### WHAT THE TASK REQUIRES
List, from the lines below, each one with "sportolóra" in it.

== PROVIDED MATERIAL ==

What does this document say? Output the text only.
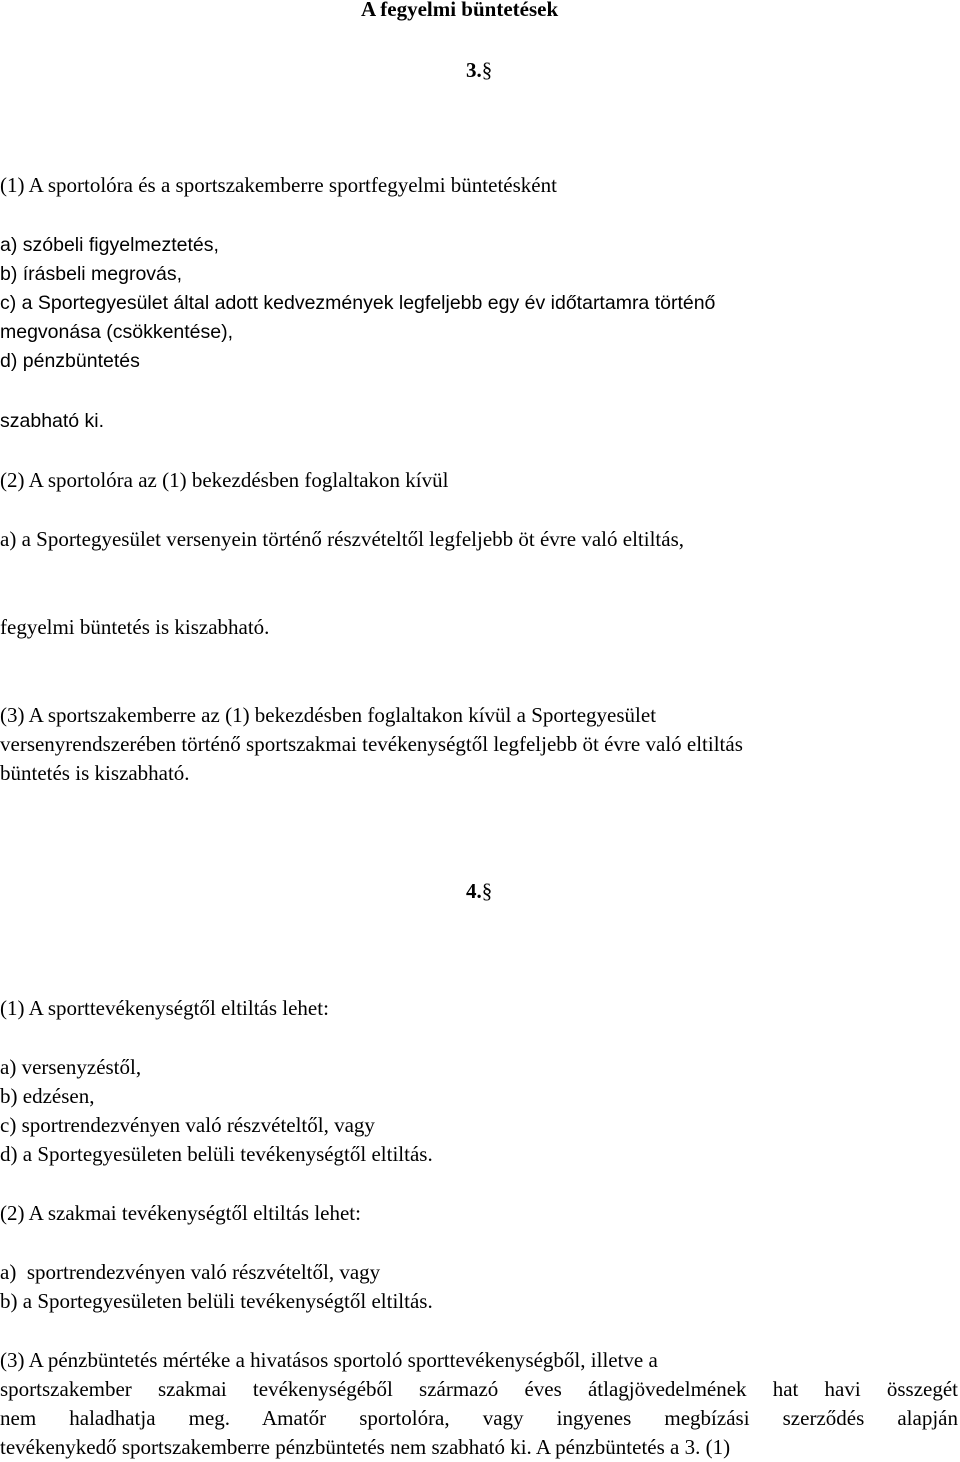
A fegyelmi büntetések
3.§
(1) A sportolóra és a sportszakemberre sportfegyelmi büntetésként
a) szóbeli figyelmeztetés,
b) írásbeli megrovás,
c) a Sportegyesület által adott kedvezmények legfeljebb egy év időtartamra történő
megvonása (csökkentése),
d) pénzbüntetés
szabható ki.
(2) A sportolóra az (1) bekezdésben foglaltakon kívül
a) a Sportegyesület versenyein történő részvételtől legfeljebb öt évre való eltiltás,
fegyelmi büntetés is kiszabható.
(3) A sportszakemberre az (1) bekezdésben foglaltakon kívül a Sportegyesület
versenyrendszerében történő sportszakmai tevékenységtől legfeljebb öt évre való eltiltás
büntetés is kiszabható.
4.§
(1) A sporttevékenységtől eltiltás lehet:
a) versenyzéstől,
b) edzésen,
c) sportrendezvényen való részvételtől, vagy
d) a Sportegyesületen belüli tevékenységtől eltiltás.
(2) A szakmai tevékenységtől eltiltás lehet:
a)  sportrendezvényen való részvételtől, vagy
b) a Sportegyesületen belüli tevékenységtől eltiltás.
(3) A pénzbüntetés mértéke a hivatásos sportoló sporttevékenységből, illetve a
sportszakember szakmai tevékenységéből származó éves átlagjövedelmének hat havi összegét
nem haladhatja meg. Amatőr sportolóra, vagy ingyenes megbízási szerződés alapján
tevékenykedő sportszakemberre pénzbüntetés nem szabható ki. A pénzbüntetés a 3. (1)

===

### RESPONSE
(1) A sportolóra és a sportszakemberre sportfegyelmi büntetésként
(2) A sportolóra az (1) bekezdésben foglaltakon kívül
nem haladhatja meg. Amatőr sportolóra, vagy ingyenes megbízási szerződés alapján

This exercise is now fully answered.